Exercise aim:
Print, character for character, the listing starting at its first line and ending at the line that contains "slide-content (30, 16, 896, 616)", with both of those lines included.

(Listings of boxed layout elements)
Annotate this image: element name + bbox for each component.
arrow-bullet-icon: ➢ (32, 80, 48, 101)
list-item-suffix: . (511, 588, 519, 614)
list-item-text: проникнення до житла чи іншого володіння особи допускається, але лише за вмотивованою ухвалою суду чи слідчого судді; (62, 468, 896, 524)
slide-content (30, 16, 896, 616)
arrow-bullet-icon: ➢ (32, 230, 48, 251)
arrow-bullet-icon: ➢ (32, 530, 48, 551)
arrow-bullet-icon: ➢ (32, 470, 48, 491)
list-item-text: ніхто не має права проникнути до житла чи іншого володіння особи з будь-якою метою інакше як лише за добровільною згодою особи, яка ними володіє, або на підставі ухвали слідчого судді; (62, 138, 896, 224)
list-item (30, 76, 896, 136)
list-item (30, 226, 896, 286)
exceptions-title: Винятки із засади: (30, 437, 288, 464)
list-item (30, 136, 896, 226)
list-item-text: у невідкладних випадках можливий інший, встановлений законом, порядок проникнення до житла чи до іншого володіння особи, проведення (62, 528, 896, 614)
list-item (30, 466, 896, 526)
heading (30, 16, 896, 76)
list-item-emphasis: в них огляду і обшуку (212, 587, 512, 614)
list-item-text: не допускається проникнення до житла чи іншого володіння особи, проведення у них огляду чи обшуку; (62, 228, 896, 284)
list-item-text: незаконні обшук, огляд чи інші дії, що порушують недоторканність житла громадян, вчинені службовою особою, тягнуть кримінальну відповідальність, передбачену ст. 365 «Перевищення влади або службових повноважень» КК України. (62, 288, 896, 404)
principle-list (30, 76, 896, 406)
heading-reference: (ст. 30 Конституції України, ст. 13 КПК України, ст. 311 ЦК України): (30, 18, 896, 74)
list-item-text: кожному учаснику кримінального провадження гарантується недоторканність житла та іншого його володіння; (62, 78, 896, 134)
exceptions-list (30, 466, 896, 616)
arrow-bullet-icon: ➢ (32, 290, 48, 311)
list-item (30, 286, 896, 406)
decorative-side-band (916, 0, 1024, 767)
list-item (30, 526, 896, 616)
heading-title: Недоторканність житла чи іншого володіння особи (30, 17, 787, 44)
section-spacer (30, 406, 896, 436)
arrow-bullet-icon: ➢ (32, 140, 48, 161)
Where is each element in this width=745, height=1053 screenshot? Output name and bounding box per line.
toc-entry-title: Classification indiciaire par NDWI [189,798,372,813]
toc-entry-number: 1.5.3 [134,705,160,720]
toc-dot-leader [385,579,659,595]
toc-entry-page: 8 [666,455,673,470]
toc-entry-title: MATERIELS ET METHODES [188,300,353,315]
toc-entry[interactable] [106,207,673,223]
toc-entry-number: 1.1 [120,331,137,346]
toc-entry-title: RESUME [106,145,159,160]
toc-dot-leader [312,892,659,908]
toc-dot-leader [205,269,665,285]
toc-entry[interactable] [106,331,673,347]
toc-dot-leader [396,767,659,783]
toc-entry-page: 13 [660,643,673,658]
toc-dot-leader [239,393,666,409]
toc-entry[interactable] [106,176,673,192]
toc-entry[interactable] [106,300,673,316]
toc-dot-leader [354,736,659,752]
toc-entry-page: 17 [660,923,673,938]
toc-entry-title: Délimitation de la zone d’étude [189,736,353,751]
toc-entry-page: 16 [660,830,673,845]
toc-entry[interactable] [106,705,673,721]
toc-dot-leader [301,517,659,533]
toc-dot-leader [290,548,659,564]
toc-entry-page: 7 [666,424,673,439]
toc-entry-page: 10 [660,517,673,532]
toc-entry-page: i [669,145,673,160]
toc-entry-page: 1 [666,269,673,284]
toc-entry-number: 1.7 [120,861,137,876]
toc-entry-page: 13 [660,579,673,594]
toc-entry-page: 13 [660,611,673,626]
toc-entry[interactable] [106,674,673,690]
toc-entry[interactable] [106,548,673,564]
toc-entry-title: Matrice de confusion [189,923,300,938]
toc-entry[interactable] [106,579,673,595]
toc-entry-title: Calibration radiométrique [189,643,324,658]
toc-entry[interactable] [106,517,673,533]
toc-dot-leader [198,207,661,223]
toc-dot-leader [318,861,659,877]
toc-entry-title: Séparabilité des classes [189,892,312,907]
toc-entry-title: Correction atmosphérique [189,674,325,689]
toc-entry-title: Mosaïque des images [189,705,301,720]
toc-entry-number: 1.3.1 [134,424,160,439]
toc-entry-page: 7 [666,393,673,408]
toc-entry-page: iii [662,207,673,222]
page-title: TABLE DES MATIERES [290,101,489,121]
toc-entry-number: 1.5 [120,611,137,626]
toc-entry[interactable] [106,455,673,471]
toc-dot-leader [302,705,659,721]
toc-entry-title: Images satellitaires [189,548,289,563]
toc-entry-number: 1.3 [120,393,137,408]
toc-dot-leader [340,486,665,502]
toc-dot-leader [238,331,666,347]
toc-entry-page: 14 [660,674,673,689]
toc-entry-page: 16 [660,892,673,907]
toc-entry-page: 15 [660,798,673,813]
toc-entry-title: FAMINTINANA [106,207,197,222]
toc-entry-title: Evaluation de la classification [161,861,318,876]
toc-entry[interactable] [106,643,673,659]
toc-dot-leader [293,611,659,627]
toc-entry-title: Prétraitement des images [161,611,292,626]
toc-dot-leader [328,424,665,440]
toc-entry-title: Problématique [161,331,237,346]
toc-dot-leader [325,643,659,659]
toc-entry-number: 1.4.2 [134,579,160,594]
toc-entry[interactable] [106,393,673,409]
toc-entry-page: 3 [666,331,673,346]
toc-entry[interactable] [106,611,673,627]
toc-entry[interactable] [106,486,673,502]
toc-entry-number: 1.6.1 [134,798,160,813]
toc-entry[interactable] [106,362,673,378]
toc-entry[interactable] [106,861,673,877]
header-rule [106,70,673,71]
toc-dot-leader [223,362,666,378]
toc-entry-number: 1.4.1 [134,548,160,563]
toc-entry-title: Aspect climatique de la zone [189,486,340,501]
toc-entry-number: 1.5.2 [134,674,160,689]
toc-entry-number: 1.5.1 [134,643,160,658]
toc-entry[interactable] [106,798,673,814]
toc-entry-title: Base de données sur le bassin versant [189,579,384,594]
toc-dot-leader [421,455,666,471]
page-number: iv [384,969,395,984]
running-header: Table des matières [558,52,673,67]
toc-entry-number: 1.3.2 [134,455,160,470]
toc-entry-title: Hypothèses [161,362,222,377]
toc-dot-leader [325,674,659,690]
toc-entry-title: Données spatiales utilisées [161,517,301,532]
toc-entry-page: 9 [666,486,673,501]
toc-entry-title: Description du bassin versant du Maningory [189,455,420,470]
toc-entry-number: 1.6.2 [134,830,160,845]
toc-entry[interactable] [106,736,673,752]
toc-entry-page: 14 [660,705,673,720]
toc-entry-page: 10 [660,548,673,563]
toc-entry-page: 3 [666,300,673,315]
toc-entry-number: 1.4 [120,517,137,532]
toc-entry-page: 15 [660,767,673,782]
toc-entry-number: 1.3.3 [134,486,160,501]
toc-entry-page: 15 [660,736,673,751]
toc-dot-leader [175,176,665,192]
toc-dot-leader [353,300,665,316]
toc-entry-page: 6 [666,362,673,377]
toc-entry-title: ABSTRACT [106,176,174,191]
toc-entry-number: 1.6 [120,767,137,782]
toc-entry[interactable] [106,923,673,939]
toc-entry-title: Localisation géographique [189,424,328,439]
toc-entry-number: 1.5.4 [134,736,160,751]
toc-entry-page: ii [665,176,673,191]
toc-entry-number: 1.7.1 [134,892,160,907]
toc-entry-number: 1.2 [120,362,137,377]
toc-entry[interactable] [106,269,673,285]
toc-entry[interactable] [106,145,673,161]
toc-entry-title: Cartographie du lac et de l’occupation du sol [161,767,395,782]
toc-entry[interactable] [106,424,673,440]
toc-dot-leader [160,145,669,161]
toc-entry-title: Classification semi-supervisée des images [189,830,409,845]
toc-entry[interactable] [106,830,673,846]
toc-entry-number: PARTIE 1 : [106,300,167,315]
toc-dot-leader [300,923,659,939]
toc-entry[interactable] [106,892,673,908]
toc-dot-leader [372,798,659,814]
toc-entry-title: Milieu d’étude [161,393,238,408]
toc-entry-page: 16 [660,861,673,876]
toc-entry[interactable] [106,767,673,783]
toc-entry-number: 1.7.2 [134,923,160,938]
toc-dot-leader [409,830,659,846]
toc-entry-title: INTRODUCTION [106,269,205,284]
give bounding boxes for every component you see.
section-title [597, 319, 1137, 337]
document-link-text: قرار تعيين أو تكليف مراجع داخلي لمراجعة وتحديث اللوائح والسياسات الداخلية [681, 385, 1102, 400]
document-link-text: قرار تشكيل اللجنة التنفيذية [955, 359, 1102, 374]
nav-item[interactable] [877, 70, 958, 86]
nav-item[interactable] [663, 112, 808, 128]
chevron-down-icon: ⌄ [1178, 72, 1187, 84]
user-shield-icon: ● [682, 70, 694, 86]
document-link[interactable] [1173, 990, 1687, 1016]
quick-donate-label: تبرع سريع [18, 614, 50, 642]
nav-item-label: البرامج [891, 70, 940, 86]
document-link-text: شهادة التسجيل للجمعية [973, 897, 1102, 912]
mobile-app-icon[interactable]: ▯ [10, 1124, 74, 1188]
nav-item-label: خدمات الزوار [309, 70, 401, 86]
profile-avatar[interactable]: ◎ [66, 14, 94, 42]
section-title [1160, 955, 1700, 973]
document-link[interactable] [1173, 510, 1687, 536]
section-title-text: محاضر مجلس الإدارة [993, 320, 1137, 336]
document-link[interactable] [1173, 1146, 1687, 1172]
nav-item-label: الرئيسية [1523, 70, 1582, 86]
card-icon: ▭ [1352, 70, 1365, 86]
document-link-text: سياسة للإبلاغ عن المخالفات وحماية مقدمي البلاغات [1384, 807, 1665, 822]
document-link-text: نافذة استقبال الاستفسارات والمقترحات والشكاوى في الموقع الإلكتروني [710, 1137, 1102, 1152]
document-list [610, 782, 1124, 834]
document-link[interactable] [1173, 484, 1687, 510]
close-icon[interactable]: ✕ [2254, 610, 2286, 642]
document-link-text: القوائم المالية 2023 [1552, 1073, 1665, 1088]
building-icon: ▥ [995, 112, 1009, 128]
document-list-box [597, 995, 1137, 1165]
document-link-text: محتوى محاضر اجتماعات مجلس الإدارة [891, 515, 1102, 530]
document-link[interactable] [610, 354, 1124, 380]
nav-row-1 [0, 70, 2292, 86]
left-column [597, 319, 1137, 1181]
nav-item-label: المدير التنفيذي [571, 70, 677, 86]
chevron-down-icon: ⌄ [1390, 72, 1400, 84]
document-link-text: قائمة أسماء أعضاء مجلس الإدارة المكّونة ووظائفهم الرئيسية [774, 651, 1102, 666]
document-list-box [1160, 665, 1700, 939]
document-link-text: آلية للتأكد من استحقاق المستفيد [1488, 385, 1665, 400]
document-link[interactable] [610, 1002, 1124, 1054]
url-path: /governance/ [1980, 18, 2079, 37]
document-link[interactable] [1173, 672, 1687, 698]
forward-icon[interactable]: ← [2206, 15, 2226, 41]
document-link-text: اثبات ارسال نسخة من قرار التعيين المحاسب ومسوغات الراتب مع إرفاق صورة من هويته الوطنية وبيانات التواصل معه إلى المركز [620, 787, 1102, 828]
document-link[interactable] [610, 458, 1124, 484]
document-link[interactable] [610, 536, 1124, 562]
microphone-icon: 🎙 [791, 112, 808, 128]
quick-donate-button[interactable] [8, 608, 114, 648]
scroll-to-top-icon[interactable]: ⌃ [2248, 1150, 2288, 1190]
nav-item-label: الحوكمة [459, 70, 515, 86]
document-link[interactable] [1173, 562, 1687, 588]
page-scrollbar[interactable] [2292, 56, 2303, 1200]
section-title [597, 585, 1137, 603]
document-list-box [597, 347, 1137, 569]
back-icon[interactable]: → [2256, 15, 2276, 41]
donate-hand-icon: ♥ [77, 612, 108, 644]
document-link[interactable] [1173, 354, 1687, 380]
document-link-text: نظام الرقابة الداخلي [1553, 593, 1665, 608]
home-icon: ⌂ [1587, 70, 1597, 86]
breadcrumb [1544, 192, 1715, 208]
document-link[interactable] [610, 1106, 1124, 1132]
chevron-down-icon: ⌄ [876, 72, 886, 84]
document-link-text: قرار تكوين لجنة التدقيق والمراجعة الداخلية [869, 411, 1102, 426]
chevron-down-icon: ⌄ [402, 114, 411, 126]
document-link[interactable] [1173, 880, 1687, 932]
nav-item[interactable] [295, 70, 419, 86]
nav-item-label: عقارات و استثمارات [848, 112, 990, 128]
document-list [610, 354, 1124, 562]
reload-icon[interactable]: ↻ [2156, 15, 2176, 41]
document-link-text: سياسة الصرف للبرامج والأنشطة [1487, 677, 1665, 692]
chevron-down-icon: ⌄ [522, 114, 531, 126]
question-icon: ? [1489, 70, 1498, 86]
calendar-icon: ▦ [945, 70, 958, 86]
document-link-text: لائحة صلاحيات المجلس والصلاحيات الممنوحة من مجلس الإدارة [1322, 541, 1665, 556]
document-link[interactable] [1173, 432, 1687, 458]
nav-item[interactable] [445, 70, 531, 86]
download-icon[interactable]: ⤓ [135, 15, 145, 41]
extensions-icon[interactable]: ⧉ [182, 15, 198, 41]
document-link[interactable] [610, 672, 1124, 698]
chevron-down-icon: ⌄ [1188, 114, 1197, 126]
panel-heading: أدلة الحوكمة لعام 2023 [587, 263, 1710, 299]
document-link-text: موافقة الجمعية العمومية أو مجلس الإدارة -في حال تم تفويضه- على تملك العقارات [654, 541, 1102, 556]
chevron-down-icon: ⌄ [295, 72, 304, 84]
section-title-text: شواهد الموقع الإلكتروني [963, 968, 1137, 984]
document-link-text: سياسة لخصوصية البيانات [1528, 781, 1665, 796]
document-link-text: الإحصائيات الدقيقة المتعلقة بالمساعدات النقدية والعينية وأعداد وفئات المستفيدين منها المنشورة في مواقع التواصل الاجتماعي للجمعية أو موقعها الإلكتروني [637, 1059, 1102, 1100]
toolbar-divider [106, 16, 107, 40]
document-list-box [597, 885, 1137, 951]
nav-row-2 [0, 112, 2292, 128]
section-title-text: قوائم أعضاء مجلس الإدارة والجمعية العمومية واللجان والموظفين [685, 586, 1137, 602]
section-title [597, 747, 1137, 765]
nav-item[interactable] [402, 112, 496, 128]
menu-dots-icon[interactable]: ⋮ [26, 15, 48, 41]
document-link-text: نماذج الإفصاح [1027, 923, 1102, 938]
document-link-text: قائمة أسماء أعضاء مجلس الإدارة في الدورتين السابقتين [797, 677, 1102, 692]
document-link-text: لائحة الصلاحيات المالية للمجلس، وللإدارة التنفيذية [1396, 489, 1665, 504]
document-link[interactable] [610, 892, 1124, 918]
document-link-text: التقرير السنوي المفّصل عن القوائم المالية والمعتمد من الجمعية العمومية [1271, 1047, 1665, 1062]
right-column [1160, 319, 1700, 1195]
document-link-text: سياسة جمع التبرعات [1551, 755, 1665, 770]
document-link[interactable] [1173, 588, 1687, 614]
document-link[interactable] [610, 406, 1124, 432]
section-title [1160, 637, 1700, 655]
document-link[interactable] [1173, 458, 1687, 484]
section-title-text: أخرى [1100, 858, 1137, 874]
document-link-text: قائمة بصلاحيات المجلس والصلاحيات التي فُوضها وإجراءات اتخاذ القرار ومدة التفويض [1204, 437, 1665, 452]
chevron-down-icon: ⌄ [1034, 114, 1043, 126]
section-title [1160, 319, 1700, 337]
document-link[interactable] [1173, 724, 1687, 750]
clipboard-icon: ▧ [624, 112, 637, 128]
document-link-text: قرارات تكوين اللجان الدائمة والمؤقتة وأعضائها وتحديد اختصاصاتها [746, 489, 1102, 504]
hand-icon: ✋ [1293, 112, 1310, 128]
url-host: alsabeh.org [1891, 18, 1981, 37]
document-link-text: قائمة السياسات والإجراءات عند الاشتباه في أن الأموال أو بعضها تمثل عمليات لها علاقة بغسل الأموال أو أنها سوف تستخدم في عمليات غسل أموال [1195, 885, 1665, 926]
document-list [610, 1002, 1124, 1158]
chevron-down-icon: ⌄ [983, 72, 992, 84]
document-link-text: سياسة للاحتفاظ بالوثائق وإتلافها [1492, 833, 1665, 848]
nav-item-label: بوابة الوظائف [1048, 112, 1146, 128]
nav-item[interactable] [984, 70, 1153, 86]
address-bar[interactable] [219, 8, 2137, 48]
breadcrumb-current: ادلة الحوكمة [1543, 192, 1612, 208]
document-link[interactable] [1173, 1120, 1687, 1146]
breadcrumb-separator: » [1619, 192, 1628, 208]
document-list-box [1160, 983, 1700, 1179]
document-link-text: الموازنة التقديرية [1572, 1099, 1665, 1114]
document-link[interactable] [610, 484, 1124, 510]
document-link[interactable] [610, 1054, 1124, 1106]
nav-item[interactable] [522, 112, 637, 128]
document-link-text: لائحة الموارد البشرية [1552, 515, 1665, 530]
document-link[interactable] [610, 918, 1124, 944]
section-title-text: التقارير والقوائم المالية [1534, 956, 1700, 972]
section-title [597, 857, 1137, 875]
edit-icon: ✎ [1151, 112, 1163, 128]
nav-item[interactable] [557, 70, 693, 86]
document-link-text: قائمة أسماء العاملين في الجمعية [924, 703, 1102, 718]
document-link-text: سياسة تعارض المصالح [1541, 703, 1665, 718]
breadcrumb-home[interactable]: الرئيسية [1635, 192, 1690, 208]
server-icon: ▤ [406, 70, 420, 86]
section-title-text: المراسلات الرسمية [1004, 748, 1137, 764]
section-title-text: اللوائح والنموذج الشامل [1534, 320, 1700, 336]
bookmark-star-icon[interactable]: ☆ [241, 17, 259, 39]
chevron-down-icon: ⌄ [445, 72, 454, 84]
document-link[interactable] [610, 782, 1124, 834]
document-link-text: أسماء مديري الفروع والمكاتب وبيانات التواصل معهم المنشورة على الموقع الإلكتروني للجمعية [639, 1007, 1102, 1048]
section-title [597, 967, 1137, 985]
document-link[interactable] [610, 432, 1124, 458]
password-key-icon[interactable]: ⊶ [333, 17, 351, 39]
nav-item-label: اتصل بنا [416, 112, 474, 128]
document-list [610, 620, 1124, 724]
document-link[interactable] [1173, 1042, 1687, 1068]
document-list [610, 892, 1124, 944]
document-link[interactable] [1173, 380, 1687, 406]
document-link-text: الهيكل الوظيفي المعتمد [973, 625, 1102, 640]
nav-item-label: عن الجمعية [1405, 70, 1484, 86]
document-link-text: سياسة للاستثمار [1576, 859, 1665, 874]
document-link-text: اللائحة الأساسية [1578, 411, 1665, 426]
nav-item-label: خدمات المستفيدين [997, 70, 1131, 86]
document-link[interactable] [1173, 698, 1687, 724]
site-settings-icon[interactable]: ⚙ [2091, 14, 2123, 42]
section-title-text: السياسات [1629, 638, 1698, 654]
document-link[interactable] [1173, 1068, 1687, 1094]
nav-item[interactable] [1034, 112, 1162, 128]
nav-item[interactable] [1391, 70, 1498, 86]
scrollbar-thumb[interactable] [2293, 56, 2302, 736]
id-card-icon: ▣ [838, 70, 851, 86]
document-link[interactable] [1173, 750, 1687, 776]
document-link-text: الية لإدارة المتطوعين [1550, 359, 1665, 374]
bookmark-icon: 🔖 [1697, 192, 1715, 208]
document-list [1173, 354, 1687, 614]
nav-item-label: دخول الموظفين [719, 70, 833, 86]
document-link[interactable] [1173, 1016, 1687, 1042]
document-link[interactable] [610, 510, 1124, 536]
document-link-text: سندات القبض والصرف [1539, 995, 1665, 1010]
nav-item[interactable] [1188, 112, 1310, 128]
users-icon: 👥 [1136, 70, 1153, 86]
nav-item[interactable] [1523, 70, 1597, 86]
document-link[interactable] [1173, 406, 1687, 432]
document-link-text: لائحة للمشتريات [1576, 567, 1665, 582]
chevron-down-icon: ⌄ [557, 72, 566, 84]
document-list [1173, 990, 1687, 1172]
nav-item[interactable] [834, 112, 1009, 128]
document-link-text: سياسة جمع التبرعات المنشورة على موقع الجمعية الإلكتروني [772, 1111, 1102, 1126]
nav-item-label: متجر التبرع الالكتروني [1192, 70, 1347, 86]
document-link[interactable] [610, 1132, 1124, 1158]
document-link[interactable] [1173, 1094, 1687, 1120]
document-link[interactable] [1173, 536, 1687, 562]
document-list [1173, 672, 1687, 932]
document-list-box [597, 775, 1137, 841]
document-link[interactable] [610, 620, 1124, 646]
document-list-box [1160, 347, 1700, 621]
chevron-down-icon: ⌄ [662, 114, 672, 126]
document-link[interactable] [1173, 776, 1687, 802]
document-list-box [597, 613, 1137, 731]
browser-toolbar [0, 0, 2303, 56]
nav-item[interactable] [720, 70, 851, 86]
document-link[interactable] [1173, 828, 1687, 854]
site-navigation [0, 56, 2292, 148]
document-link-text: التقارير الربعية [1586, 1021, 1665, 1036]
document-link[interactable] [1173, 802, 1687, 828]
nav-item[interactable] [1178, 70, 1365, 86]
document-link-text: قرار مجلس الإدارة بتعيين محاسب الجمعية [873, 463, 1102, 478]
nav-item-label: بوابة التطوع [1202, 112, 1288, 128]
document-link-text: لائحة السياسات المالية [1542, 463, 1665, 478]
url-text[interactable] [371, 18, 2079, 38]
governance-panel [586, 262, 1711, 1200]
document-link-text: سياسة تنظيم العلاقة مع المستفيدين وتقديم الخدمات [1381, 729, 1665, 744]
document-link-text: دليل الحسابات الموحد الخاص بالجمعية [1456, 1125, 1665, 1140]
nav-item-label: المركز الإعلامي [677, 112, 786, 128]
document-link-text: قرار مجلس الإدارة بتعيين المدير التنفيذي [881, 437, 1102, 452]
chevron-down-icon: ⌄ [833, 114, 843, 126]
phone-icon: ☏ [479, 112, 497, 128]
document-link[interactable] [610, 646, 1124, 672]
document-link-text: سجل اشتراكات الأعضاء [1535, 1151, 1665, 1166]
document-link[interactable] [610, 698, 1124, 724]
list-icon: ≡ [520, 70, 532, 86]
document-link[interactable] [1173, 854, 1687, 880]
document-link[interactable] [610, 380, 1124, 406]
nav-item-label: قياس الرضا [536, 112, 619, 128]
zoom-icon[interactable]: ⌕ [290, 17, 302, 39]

Answer to the problem:
Annotate this image: element name + bbox for each component.
arrow-bullet-icon: ➢ (32, 80, 48, 101)
list-item-suffix: . (511, 588, 519, 614)
list-item-text: проникнення до житла чи іншого володіння особи допускається, але лише за вмотивованою ухвалою суду чи слідчого судді; (62, 468, 896, 524)
slide-content (30, 16, 896, 616)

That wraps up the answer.